Aim of the task
Every record should be repeated exactly, except that pictures are left out.

━━━━━━━━━━━━━━━━

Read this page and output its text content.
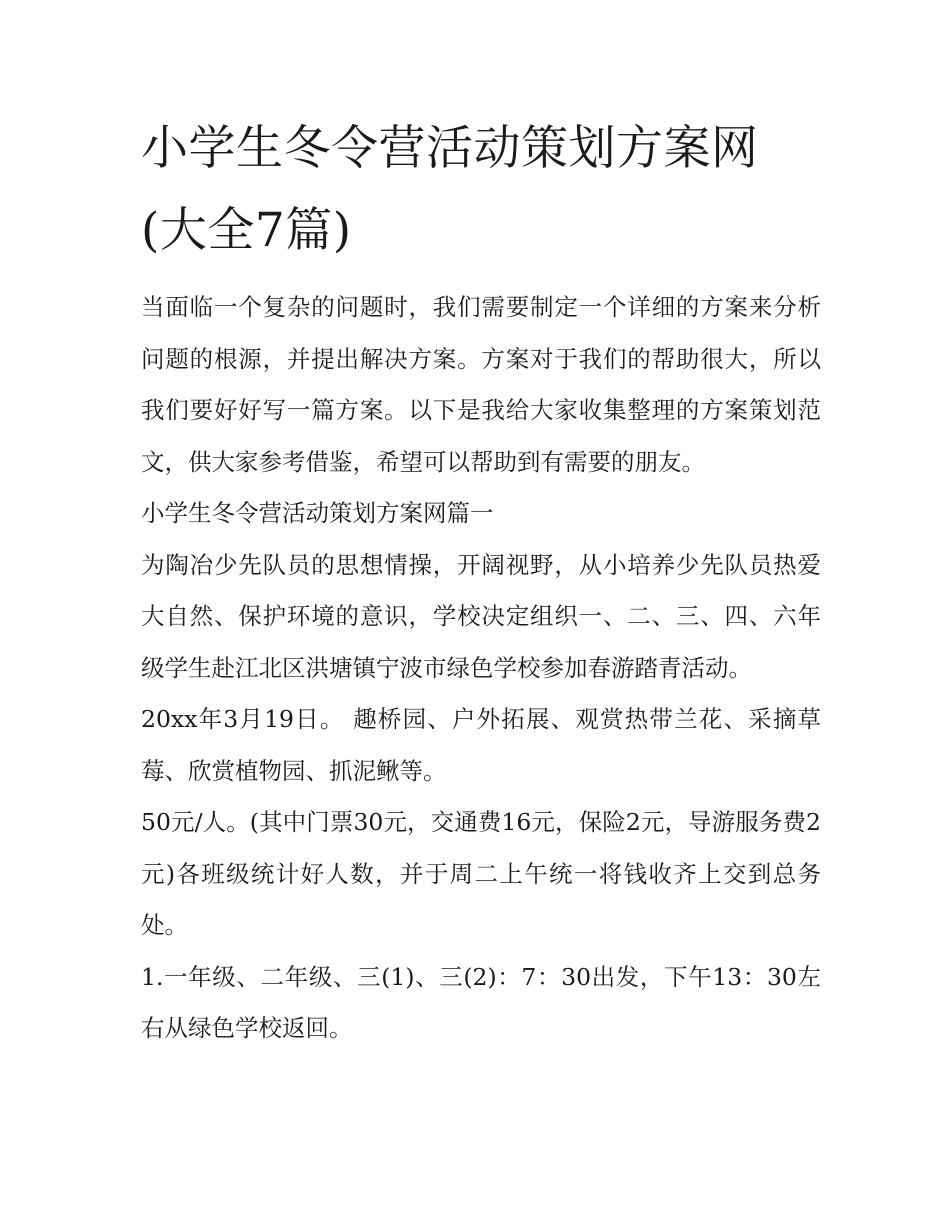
小学生冬令营活动策划方案网(大全7篇)

当面临一个复杂的问题时，我们需要制定一个详细的方案来分析问题的根源，并提出解决方案。方案对于我们的帮助很大，所以我们要好好写一篇方案。以下是我给大家收集整理的方案策划范文，供大家参考借鉴，希望可以帮助到有需要的朋友。

小学生冬令营活动策划方案网篇一

为陶冶少先队员的思想情操，开阔视野，从小培养少先队员热爱大自然、保护环境的意识，学校决定组织一、二、三、四、六年级学生赴江北区洪塘镇宁波市绿色学校参加春游踏青活动。

20xx年3月19日。 趣桥园、户外拓展、观赏热带兰花、采摘草莓、欣赏植物园、抓泥鳅等。

50元/人。(其中门票30元，交通费16元，保险2元，导游服务费2元)各班级统计好人数，并于周二上午统一将钱收齐上交到总务处。

1.一年级、二年级、三(1)、三(2)：7：30出发，下午13：30左右从绿色学校返回。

━━━━━━━━━━━━━━━━

Written response
Read this page and output its text content.
小学生冬令营活动策划方案网(大全7篇)

当面临一个复杂的问题时，我们需要制定一个详细的方案来分析问题的根源，并提出解决方案。方案对于我们的帮助很大，所以我们要好好写一篇方案。以下是我给大家收集整理的方案策划范文，供大家参考借鉴，希望可以帮助到有需要的朋友。

小学生冬令营活动策划方案网篇一

为陶冶少先队员的思想情操，开阔视野，从小培养少先队员热爱大自然、保护环境的意识，学校决定组织一、二、三、四、六年级学生赴江北区洪塘镇宁波市绿色学校参加春游踏青活动。

20xx年3月19日。 趣桥园、户外拓展、观赏热带兰花、采摘草莓、欣赏植物园、抓泥鳅等。

50元/人。(其中门票30元，交通费16元，保险2元，导游服务费2元)各班级统计好人数，并于周二上午统一将钱收齐上交到总务处。

1.一年级、二年级、三(1)、三(2)：7：30出发，下午13：30左右从绿色学校返回。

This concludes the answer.